-- BEGIN Source records --

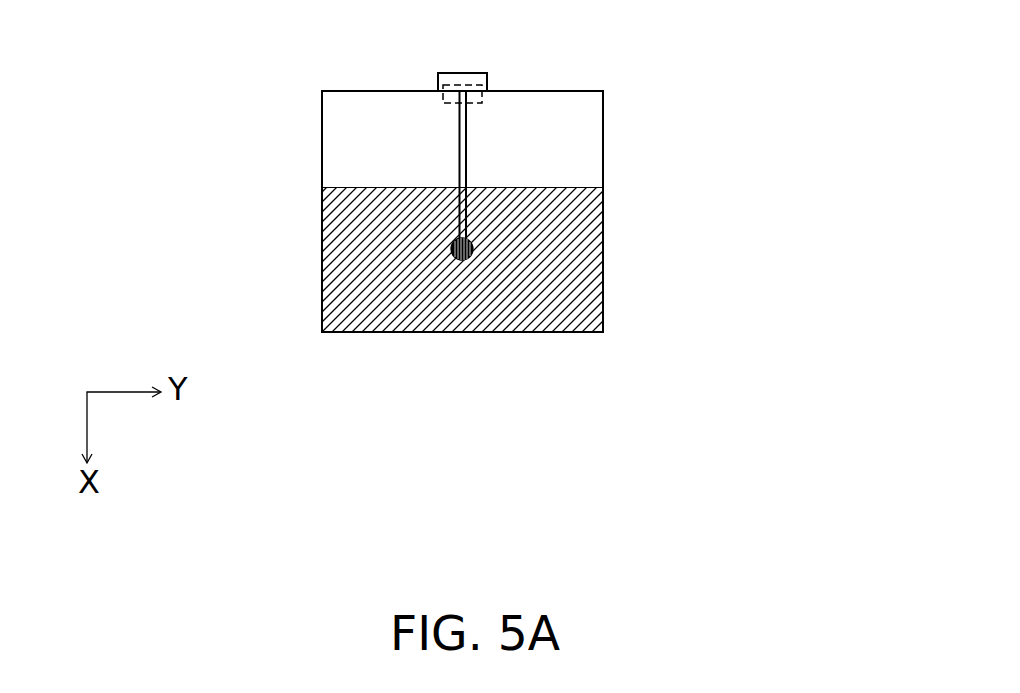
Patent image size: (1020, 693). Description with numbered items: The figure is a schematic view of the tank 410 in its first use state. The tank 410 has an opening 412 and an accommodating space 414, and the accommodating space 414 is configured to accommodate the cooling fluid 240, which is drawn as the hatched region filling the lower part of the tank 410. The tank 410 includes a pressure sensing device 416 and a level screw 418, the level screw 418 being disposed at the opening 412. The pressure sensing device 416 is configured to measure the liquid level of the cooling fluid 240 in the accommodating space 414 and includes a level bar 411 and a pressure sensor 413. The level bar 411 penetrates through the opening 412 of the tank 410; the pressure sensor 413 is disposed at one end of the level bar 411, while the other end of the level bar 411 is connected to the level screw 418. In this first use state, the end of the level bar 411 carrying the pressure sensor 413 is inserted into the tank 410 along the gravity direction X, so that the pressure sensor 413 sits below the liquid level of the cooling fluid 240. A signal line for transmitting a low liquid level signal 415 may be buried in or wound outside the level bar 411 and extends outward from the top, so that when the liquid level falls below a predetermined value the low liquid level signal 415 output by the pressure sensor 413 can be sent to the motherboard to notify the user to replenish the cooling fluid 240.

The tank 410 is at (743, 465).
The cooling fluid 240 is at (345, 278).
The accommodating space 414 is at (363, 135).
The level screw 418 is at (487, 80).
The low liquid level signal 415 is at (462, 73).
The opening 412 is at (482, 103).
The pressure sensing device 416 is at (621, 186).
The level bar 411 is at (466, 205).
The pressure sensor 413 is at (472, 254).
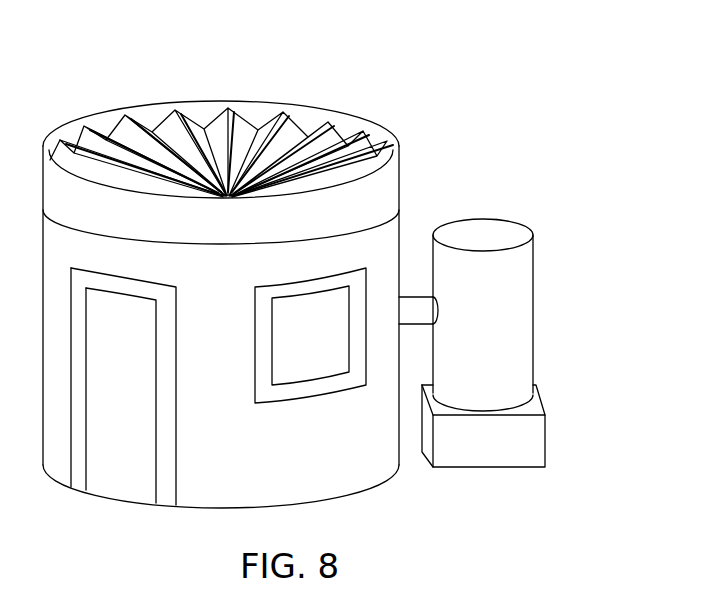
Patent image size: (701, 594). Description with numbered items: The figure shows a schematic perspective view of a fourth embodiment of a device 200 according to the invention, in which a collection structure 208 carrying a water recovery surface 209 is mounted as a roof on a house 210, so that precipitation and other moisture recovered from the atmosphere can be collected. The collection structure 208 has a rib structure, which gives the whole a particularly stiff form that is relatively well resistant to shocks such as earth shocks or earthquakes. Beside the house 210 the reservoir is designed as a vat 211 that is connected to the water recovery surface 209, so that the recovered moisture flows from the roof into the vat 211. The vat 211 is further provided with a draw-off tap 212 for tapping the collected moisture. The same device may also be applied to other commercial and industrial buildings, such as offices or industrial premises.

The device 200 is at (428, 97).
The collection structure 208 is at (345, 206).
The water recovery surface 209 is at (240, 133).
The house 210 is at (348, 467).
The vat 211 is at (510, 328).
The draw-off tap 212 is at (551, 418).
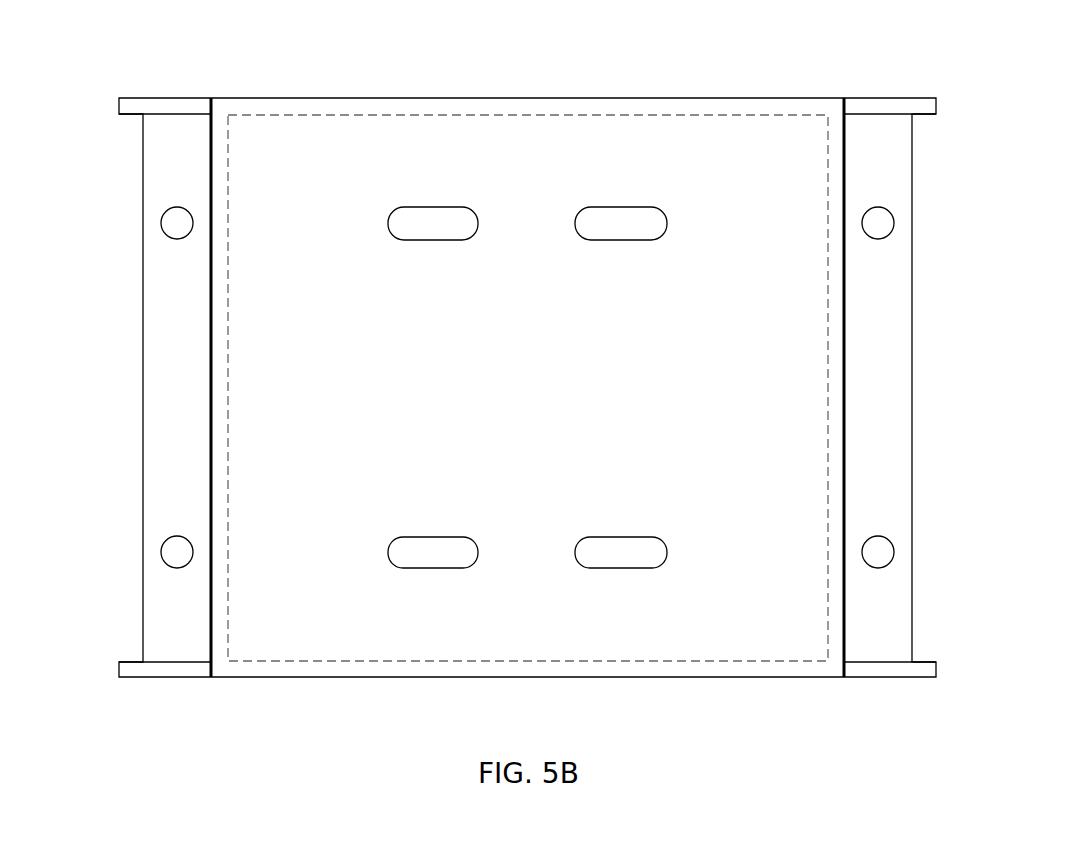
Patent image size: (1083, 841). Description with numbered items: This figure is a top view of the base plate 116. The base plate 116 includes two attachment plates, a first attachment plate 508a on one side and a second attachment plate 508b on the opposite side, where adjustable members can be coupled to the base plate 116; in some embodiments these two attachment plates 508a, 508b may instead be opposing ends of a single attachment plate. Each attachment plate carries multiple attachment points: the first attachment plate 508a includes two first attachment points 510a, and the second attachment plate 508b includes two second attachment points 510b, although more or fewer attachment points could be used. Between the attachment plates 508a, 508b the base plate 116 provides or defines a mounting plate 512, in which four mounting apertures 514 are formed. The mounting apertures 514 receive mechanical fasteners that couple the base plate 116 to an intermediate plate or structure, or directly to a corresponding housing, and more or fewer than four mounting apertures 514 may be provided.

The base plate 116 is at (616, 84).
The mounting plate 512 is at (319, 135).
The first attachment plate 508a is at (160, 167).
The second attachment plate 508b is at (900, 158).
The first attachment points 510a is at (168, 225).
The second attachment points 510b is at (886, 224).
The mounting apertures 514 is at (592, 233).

-- END Source records --
-- BEGIN Source records --

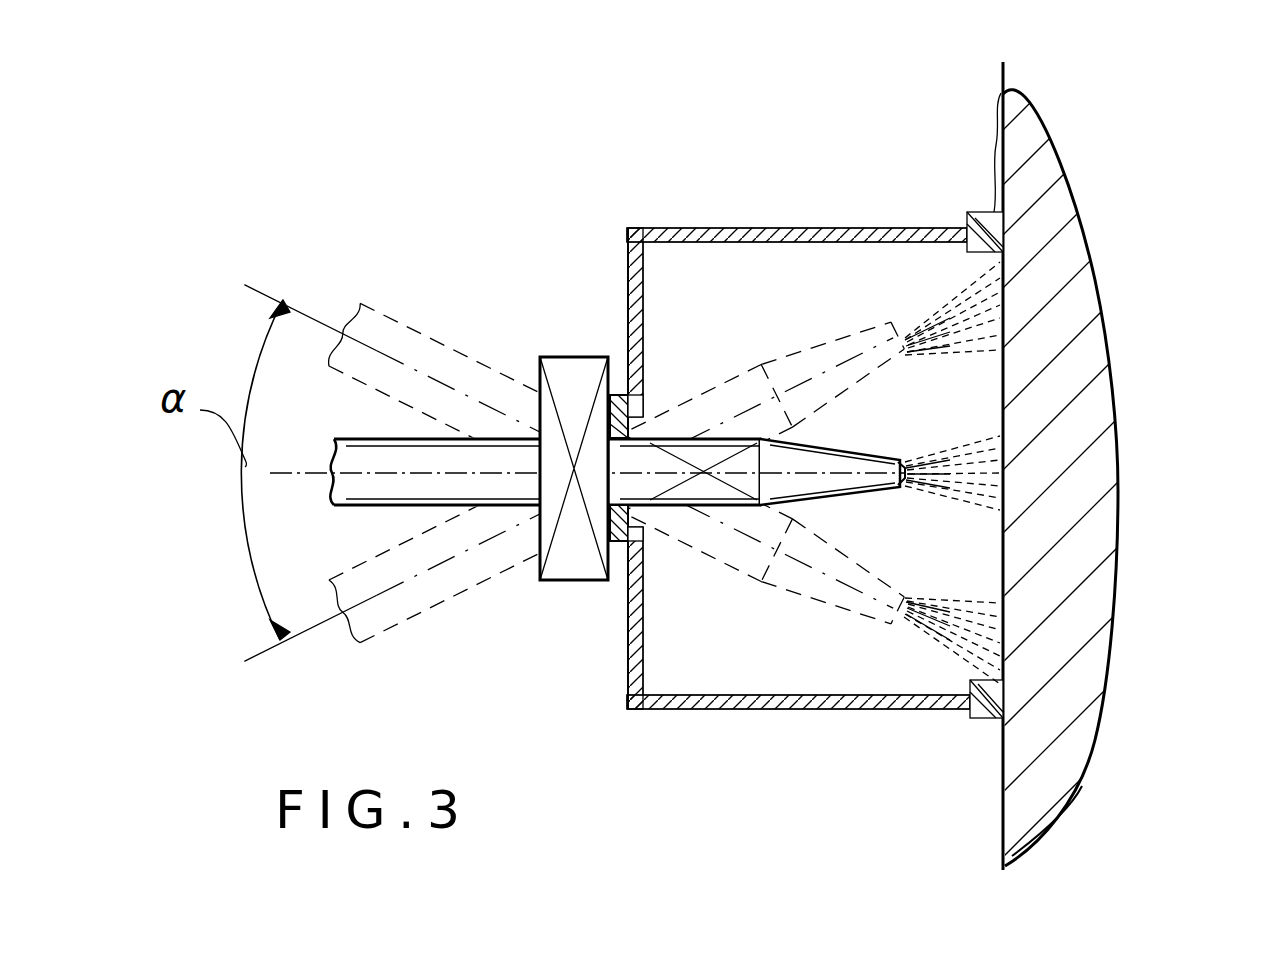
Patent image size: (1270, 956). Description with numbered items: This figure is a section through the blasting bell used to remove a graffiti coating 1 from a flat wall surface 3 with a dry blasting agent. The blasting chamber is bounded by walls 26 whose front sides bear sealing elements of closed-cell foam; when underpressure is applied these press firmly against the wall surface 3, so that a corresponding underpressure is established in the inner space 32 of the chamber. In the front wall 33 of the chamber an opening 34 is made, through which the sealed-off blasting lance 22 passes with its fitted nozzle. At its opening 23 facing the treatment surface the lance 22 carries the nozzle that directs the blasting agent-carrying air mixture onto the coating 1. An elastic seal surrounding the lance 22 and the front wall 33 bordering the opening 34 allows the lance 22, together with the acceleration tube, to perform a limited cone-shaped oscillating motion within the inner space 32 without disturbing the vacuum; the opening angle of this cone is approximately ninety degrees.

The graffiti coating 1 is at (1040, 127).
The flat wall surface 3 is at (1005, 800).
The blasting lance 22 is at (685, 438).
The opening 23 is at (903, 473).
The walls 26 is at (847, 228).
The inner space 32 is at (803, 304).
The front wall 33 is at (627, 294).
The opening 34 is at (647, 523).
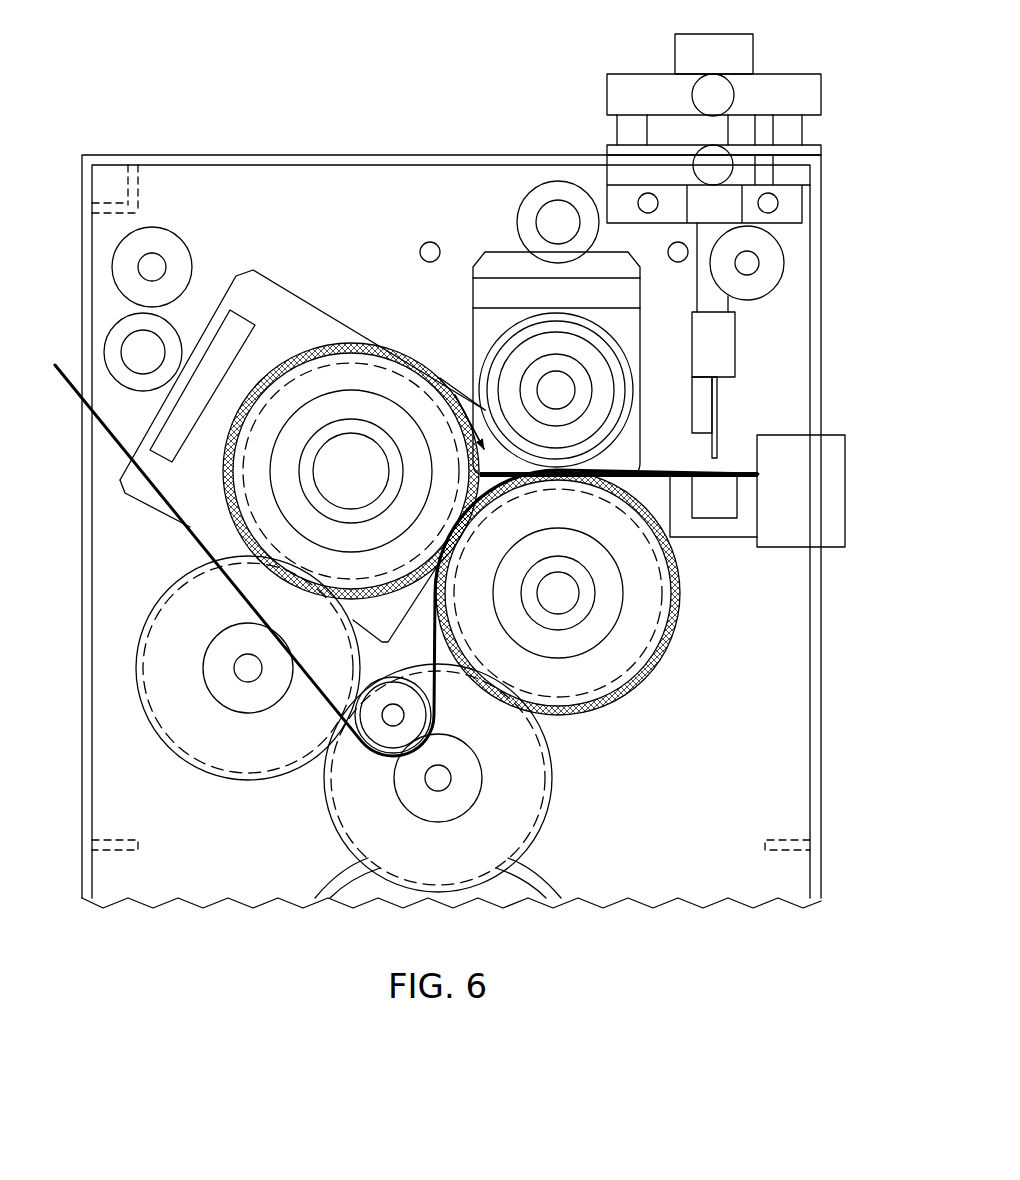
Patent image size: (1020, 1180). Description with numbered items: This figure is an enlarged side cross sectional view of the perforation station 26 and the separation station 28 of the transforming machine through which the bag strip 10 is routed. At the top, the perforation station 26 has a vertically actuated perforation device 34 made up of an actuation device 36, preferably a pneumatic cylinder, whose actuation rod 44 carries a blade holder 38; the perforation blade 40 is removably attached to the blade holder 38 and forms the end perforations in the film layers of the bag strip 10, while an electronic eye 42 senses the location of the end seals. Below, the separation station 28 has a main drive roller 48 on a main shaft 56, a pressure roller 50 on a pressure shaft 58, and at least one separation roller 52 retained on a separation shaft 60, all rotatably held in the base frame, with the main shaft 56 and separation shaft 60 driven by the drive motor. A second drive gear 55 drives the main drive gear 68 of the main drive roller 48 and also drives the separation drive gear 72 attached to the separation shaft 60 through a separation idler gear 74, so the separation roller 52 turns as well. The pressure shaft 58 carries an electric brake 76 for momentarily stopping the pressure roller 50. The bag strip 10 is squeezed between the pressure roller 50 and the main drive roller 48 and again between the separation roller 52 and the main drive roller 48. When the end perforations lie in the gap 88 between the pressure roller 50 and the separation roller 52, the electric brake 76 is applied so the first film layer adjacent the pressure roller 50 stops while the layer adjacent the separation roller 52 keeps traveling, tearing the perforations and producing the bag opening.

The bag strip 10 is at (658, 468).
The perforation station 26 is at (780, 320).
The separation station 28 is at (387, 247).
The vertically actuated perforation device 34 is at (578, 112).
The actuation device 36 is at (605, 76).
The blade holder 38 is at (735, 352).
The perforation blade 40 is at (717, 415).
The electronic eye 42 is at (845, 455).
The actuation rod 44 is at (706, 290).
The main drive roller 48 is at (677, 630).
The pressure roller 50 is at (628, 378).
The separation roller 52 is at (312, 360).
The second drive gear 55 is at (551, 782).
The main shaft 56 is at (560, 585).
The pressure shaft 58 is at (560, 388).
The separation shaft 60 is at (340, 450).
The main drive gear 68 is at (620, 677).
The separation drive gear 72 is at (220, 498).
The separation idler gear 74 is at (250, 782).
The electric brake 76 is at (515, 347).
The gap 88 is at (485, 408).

-- END Source records --
-- BEGIN Source records --

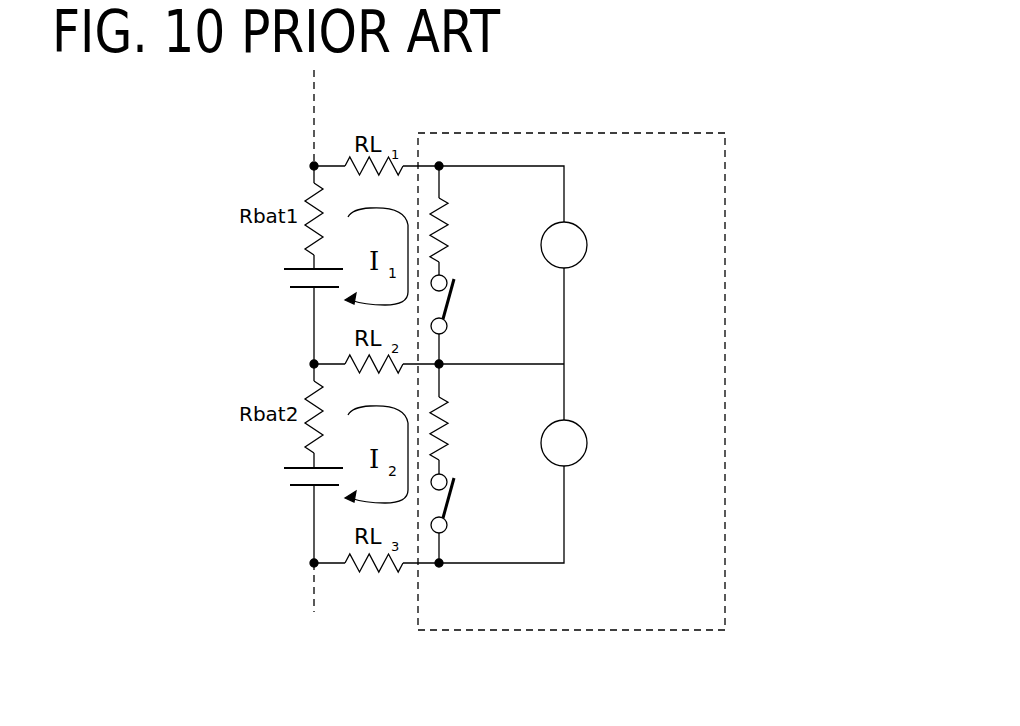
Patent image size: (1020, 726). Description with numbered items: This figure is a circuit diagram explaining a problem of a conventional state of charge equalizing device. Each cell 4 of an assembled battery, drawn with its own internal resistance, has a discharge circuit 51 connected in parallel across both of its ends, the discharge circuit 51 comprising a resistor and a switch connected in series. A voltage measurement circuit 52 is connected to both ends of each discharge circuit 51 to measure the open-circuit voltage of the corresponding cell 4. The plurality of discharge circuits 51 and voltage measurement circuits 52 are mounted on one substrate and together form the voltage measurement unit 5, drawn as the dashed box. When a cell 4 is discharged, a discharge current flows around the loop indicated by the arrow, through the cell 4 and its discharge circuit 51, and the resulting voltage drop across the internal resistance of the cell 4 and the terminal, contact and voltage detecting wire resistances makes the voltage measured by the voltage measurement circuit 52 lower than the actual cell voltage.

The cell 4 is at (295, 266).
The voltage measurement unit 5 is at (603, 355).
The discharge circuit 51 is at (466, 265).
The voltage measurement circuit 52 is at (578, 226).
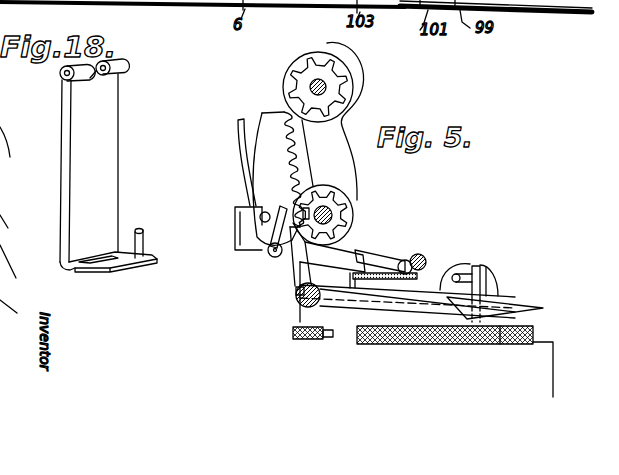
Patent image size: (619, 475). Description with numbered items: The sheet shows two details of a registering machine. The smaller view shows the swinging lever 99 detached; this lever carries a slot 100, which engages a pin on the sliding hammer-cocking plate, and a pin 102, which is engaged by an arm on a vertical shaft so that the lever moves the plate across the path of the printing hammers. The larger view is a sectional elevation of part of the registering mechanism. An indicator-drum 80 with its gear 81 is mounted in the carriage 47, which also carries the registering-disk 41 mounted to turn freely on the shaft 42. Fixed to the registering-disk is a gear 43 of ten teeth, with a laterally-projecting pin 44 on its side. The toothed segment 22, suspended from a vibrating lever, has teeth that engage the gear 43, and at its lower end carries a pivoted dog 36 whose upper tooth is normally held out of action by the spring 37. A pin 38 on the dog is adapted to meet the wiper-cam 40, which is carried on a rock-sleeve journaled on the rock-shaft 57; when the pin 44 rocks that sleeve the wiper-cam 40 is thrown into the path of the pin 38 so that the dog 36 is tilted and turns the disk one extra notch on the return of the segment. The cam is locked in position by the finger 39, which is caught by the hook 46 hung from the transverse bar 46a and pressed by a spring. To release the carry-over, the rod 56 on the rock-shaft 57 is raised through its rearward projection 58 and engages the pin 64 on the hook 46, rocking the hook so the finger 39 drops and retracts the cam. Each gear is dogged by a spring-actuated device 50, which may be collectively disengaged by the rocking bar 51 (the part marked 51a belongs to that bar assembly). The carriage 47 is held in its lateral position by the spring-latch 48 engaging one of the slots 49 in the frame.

-- END Source records --

__Given instruction__. Transcribe every line from the one containing "Patent image size: (1083, 841)." through the one containing "The mounting apertures 514 is at (592, 233).", including both of those lines, without changing a character.

__Exercise output__.
Patent image size: (1083, 841). Description with numbered items: This figure is a top view of the base plate 116. The base plate 116 includes two attachment plates, a first attachment plate 508a on one side and a second attachment plate 508b on the opposite side, where adjustable members can be coupled to the base plate 116; in some embodiments these two attachment plates 508a, 508b may instead be opposing ends of a single attachment plate. Each attachment plate carries multiple attachment points: the first attachment plate 508a includes two first attachment points 510a, and the second attachment plate 508b includes two second attachment points 510b, although more or fewer attachment points could be used. Between the attachment plates 508a, 508b the base plate 116 provides or defines a mounting plate 512, in which four mounting apertures 514 are formed. The mounting apertures 514 receive mechanical fasteners that couple the base plate 116 to an intermediate plate or structure, or directly to a corresponding housing, and more or fewer than four mounting apertures 514 may be provided.

The base plate 116 is at (616, 84).
The mounting plate 512 is at (319, 135).
The first attachment plate 508a is at (160, 167).
The second attachment plate 508b is at (900, 158).
The first attachment points 510a is at (168, 225).
The second attachment points 510b is at (886, 224).
The mounting apertures 514 is at (592, 233).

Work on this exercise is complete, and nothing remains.